_Entries_:

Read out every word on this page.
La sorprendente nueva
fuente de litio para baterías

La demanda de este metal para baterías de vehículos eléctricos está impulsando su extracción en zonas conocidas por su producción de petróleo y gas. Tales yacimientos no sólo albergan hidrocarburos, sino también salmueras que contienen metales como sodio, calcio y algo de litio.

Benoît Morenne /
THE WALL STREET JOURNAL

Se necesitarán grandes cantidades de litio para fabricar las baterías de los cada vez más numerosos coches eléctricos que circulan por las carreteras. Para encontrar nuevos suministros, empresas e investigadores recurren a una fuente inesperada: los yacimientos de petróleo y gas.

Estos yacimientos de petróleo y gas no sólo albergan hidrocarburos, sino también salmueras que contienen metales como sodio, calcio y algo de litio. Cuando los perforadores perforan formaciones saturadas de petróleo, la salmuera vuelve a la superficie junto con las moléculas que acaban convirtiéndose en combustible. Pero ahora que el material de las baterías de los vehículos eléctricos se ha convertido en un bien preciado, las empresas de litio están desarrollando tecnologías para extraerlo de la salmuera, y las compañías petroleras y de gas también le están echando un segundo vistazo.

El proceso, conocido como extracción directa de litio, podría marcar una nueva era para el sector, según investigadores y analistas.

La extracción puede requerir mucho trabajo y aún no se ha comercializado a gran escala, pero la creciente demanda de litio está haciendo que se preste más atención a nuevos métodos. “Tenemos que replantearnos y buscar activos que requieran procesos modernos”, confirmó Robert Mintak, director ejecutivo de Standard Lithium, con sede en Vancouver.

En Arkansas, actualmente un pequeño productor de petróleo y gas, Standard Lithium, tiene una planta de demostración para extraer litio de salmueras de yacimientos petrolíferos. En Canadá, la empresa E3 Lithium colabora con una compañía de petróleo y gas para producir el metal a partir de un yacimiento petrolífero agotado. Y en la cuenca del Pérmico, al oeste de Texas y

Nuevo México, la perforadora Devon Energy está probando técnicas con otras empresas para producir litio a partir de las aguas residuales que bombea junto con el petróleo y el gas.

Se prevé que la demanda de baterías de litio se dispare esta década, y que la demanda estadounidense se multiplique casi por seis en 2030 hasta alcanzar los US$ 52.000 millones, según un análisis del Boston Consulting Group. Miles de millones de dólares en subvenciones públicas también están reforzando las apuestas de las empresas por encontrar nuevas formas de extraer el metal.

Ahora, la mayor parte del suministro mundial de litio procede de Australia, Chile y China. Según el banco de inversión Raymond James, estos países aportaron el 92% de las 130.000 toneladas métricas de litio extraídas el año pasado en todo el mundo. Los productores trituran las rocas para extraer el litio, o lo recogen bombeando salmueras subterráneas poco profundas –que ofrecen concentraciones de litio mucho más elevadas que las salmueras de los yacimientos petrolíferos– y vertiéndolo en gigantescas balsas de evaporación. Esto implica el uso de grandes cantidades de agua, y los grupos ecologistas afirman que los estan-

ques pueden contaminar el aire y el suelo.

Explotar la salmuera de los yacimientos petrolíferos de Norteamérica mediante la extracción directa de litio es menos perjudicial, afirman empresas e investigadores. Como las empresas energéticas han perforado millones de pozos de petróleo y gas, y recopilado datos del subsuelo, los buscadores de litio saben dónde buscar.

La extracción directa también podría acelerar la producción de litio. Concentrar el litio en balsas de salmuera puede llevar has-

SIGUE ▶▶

_What the exercise asks_: Count each line with "producir" in it and report that figure by itself.

_Solution for this problem_: 2